Work out how many lines of the listing hold "Next", then state only that count.

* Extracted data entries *
#####
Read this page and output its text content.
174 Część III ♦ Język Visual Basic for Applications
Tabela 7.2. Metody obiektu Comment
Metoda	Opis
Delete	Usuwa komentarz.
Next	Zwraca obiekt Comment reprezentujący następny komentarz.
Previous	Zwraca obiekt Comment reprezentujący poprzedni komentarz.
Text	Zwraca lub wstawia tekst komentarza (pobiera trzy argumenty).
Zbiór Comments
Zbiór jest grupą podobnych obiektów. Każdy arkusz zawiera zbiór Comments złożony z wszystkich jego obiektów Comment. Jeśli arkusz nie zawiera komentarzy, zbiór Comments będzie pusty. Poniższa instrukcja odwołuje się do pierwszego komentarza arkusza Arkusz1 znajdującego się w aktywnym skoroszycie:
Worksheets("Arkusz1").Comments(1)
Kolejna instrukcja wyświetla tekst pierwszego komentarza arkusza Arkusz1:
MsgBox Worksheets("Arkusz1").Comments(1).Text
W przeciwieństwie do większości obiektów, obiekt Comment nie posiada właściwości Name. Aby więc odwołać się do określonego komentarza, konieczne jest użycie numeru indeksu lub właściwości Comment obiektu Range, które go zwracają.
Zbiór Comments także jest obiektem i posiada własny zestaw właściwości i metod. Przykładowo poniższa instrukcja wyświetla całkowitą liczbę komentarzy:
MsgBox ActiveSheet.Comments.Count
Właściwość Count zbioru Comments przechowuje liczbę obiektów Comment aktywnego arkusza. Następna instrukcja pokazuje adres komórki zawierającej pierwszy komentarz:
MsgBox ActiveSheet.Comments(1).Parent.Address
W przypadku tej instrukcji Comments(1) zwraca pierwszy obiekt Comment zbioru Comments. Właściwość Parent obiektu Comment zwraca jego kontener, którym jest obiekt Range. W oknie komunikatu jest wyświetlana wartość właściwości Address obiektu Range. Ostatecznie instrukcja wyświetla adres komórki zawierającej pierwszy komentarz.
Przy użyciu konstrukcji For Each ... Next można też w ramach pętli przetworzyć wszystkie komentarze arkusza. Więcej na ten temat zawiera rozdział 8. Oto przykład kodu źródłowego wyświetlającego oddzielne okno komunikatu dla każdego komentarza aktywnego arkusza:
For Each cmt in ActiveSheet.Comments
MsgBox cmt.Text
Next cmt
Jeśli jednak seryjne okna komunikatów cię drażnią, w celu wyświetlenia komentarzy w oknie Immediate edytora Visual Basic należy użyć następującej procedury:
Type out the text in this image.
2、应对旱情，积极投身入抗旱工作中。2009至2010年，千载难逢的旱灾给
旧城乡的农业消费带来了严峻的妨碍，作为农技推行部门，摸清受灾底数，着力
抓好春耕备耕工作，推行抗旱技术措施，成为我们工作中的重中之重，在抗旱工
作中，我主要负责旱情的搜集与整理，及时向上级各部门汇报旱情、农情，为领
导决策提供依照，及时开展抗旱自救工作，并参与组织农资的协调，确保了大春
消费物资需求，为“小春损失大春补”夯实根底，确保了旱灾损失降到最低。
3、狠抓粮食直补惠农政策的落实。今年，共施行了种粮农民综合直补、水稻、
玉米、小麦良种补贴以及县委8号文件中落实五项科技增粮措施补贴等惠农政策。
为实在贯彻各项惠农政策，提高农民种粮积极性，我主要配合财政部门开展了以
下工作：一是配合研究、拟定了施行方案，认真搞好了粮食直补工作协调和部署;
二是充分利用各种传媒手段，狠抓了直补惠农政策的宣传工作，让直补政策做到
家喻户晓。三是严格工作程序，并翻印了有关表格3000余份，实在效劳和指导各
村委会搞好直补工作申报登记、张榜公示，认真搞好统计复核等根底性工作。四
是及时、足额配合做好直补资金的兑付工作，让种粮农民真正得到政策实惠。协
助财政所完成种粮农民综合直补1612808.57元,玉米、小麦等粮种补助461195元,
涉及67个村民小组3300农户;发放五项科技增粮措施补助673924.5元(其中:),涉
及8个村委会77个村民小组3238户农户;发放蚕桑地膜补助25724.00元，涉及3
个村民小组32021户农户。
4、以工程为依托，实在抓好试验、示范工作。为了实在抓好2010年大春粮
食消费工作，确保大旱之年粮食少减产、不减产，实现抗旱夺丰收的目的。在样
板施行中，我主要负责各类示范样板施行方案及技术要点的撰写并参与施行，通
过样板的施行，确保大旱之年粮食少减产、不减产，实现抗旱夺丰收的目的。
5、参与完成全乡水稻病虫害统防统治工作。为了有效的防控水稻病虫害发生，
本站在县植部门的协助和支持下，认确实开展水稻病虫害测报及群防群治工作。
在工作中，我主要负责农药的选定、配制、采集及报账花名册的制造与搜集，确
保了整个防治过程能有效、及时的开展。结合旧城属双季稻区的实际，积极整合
#####
* RESPONSE TO THE EXERCISE *
3